WHAT TO WORK ON: Take the material below and retype it in full; pictures are left out.

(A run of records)
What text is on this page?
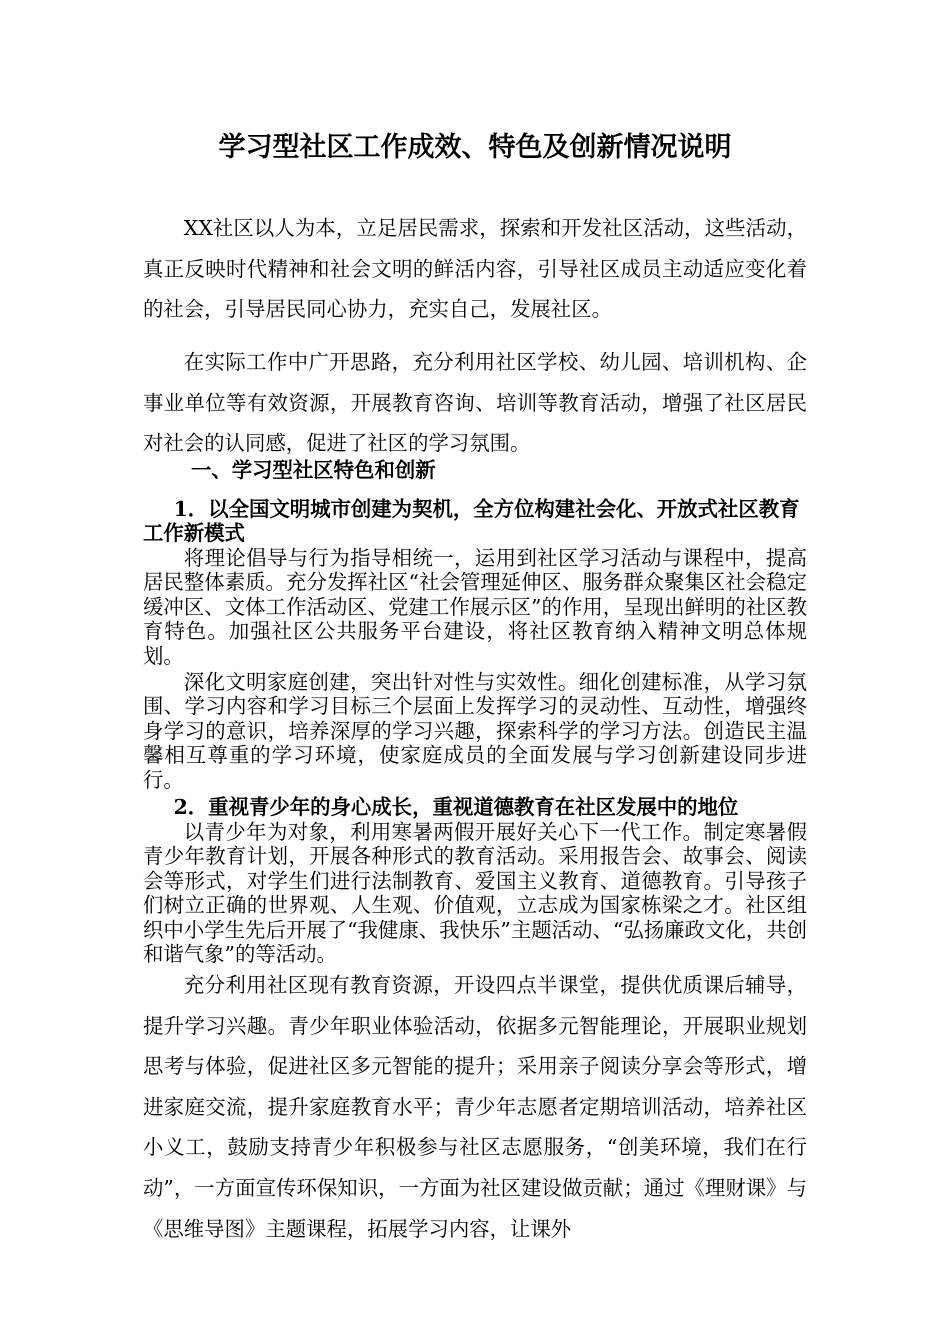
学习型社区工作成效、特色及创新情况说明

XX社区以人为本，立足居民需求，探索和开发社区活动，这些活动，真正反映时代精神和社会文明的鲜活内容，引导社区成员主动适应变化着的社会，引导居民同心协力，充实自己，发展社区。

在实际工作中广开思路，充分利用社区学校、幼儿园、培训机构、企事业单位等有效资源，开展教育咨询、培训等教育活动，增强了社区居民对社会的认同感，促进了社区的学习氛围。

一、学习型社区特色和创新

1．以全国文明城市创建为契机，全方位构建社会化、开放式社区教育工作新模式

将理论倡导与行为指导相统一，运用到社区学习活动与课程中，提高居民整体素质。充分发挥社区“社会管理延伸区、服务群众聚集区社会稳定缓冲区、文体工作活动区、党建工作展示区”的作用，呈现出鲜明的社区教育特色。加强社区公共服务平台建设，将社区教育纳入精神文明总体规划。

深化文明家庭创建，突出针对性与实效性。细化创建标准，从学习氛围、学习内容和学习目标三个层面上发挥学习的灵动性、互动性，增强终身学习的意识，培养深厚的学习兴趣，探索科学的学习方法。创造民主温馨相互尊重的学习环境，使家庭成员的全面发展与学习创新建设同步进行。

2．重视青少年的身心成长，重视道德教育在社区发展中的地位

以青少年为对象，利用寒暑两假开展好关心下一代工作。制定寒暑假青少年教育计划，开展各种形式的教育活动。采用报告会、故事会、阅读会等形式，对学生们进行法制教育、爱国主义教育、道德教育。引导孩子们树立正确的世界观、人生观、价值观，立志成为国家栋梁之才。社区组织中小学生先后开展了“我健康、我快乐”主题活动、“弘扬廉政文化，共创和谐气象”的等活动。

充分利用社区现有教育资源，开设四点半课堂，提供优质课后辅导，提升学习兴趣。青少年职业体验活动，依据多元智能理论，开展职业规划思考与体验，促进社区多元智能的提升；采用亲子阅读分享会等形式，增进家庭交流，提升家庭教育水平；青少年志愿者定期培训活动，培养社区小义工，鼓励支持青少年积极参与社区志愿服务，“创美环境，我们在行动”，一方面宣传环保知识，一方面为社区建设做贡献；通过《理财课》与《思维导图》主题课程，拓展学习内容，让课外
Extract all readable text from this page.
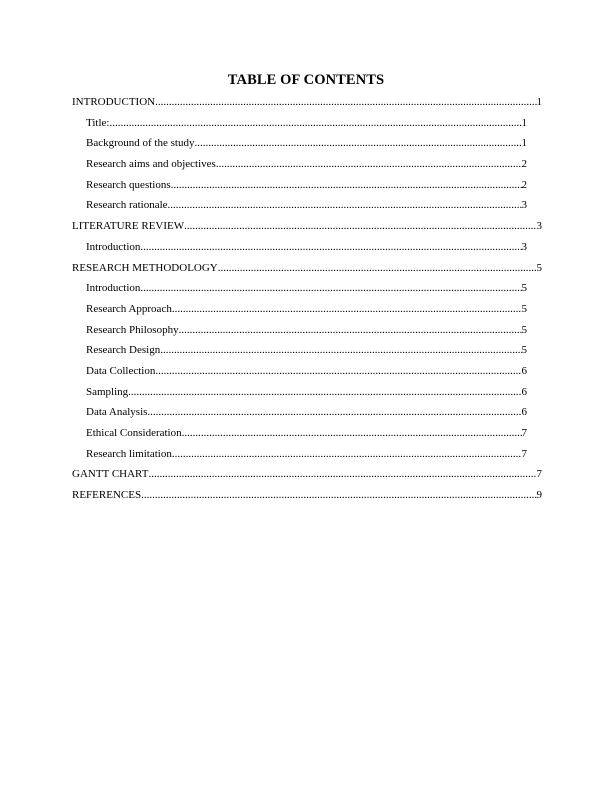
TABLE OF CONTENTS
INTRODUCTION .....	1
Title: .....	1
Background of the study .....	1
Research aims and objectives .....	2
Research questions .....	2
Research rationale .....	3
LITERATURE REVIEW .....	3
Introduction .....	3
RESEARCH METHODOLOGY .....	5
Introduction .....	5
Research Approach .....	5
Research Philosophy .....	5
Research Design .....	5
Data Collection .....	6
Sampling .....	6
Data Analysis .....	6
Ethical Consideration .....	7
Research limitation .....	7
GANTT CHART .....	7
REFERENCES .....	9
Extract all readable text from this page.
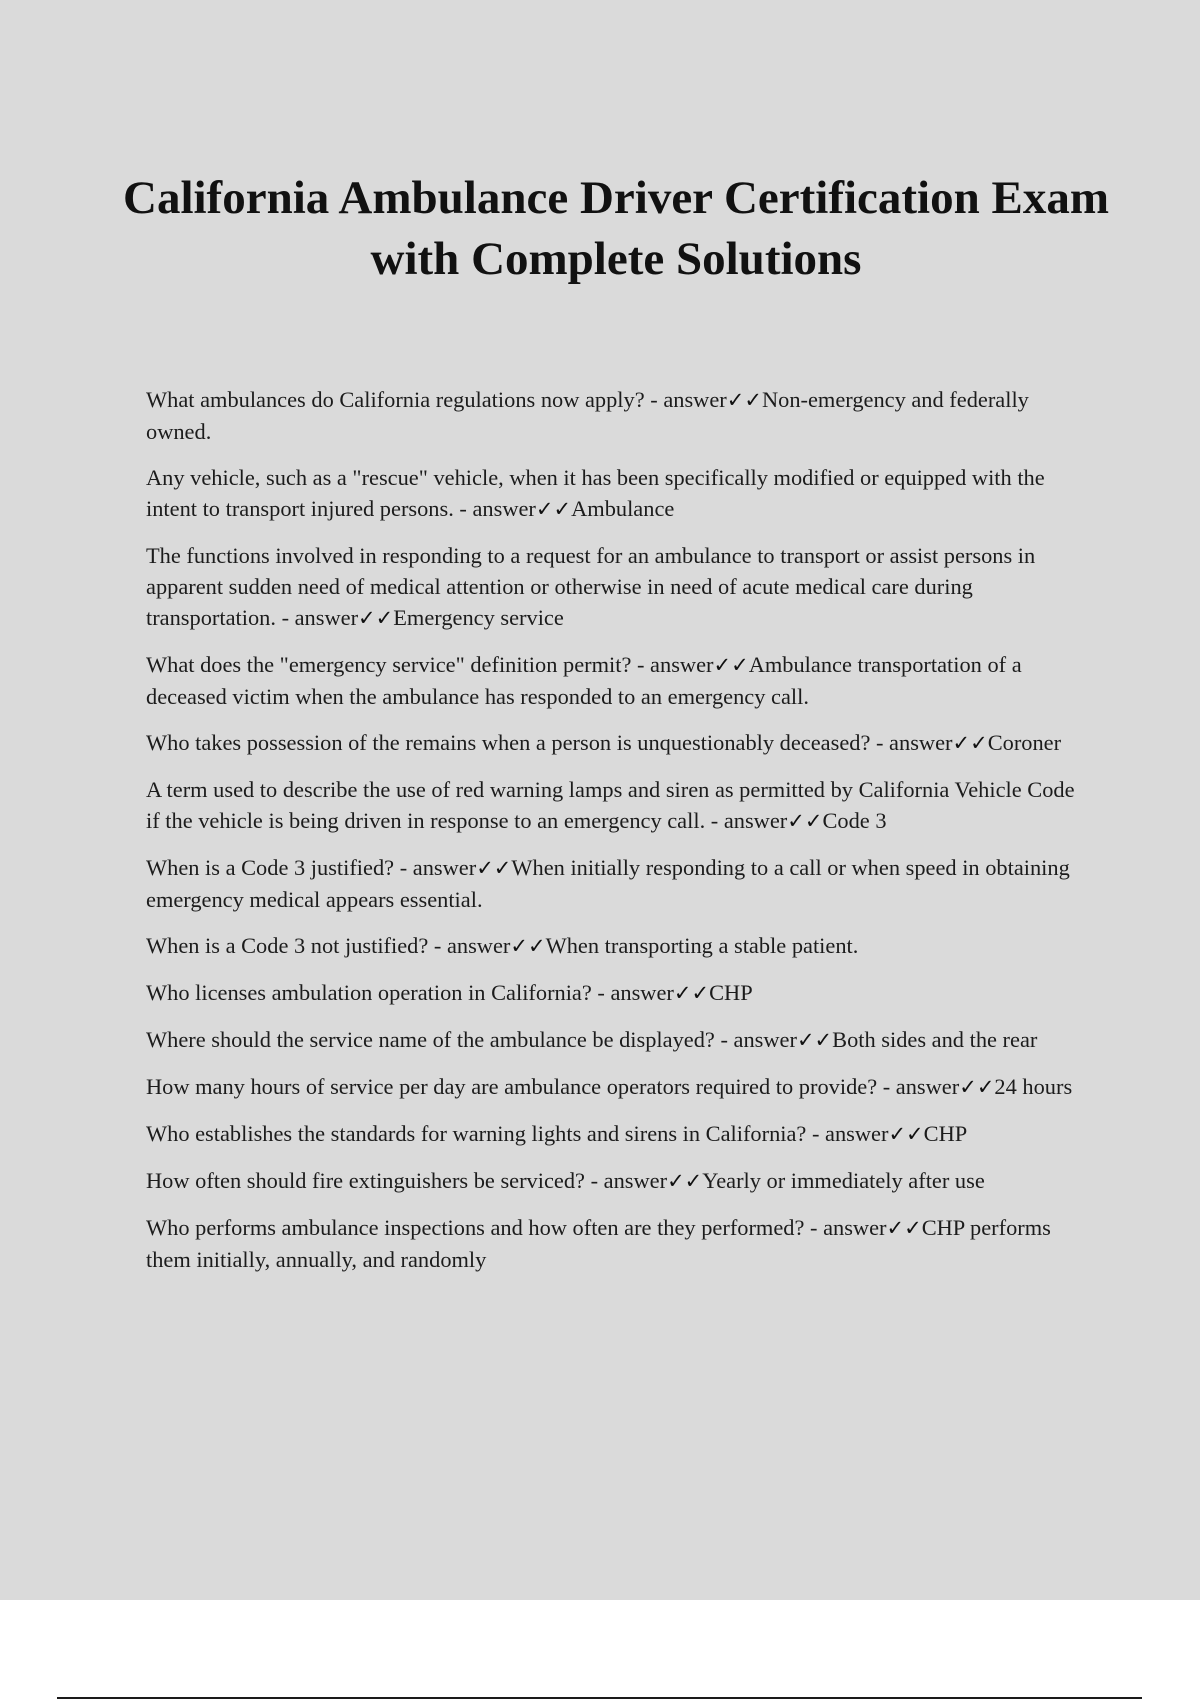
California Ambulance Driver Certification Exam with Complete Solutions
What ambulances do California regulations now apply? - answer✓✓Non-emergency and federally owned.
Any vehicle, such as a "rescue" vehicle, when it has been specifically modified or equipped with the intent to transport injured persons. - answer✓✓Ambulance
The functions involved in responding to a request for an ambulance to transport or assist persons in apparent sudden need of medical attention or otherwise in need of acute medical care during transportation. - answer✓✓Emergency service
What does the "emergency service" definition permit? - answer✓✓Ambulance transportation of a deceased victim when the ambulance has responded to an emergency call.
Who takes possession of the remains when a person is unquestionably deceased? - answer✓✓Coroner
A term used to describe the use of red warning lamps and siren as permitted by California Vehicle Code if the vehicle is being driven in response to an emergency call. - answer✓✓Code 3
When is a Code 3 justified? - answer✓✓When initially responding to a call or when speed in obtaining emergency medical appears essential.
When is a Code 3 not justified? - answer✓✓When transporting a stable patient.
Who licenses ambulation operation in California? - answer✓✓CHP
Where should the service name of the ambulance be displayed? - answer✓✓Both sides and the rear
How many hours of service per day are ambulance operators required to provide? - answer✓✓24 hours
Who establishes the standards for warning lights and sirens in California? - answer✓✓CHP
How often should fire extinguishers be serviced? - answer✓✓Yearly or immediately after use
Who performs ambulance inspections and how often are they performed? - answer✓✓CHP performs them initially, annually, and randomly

THE COMPLETED TASK:
What text is on this page?
学习型社区工作成效、特色及创新情况说明

XX社区以人为本，立足居民需求，探索和开发社区活动，这些活动，真正反映时代精神和社会文明的鲜活内容，引导社区成员主动适应变化着的社会，引导居民同心协力，充实自己，发展社区。

在实际工作中广开思路，充分利用社区学校、幼儿园、培训机构、企事业单位等有效资源，开展教育咨询、培训等教育活动，增强了社区居民对社会的认同感，促进了社区的学习氛围。

一、学习型社区特色和创新

1．以全国文明城市创建为契机，全方位构建社会化、开放式社区教育工作新模式

将理论倡导与行为指导相统一，运用到社区学习活动与课程中，提高居民整体素质。充分发挥社区“社会管理延伸区、服务群众聚集区社会稳定缓冲区、文体工作活动区、党建工作展示区”的作用，呈现出鲜明的社区教育特色。加强社区公共服务平台建设，将社区教育纳入精神文明总体规划。

深化文明家庭创建，突出针对性与实效性。细化创建标准，从学习氛围、学习内容和学习目标三个层面上发挥学习的灵动性、互动性，增强终身学习的意识，培养深厚的学习兴趣，探索科学的学习方法。创造民主温馨相互尊重的学习环境，使家庭成员的全面发展与学习创新建设同步进行。

2．重视青少年的身心成长，重视道德教育在社区发展中的地位

以青少年为对象，利用寒暑两假开展好关心下一代工作。制定寒暑假青少年教育计划，开展各种形式的教育活动。采用报告会、故事会、阅读会等形式，对学生们进行法制教育、爱国主义教育、道德教育。引导孩子们树立正确的世界观、人生观、价值观，立志成为国家栋梁之才。社区组织中小学生先后开展了“我健康、我快乐”主题活动、“弘扬廉政文化，共创和谐气象”的等活动。

充分利用社区现有教育资源，开设四点半课堂，提供优质课后辅导，提升学习兴趣。青少年职业体验活动，依据多元智能理论，开展职业规划思考与体验，促进社区多元智能的提升；采用亲子阅读分享会等形式，增进家庭交流，提升家庭教育水平；青少年志愿者定期培训活动，培养社区小义工，鼓励支持青少年积极参与社区志愿服务，“创美环境，我们在行动”，一方面宣传环保知识，一方面为社区建设做贡献；通过《理财课》与《思维导图》主题课程，拓展学习内容，让课外
Extract all readable text from this page.
TABLE OF CONTENTS
INTRODUCTION .....	1
Title: .....	1
Background of the study .....	1
Research aims and objectives .....	2
Research questions .....	2
Research rationale .....	3
LITERATURE REVIEW .....	3
Introduction .....	3
RESEARCH METHODOLOGY .....	5
Introduction .....	5
Research Approach .....	5
Research Philosophy .....	5
Research Design .....	5
Data Collection .....	6
Sampling .....	6
Data Analysis .....	6
Ethical Consideration .....	7
Research limitation .....	7
GANTT CHART .....	7
REFERENCES .....	9
Extract all readable text from this page.
California Ambulance Driver Certification Exam with Complete Solutions
What ambulances do California regulations now apply? - answer✓✓Non-emergency and federally owned.
Any vehicle, such as a "rescue" vehicle, when it has been specifically modified or equipped with the intent to transport injured persons. - answer✓✓Ambulance
The functions involved in responding to a request for an ambulance to transport or assist persons in apparent sudden need of medical attention or otherwise in need of acute medical care during transportation. - answer✓✓Emergency service
What does the "emergency service" definition permit? - answer✓✓Ambulance transportation of a deceased victim when the ambulance has responded to an emergency call.
Who takes possession of the remains when a person is unquestionably deceased? - answer✓✓Coroner
A term used to describe the use of red warning lamps and siren as permitted by California Vehicle Code if the vehicle is being driven in response to an emergency call. - answer✓✓Code 3
When is a Code 3 justified? - answer✓✓When initially responding to a call or when speed in obtaining emergency medical appears essential.
When is a Code 3 not justified? - answer✓✓When transporting a stable patient.
Who licenses ambulation operation in California? - answer✓✓CHP
Where should the service name of the ambulance be displayed? - answer✓✓Both sides and the rear
How many hours of service per day are ambulance operators required to provide? - answer✓✓24 hours
Who establishes the standards for warning lights and sirens in California? - answer✓✓CHP
How often should fire extinguishers be serviced? - answer✓✓Yearly or immediately after use
Who performs ambulance inspections and how often are they performed? - answer✓✓CHP performs them initially, annually, and randomly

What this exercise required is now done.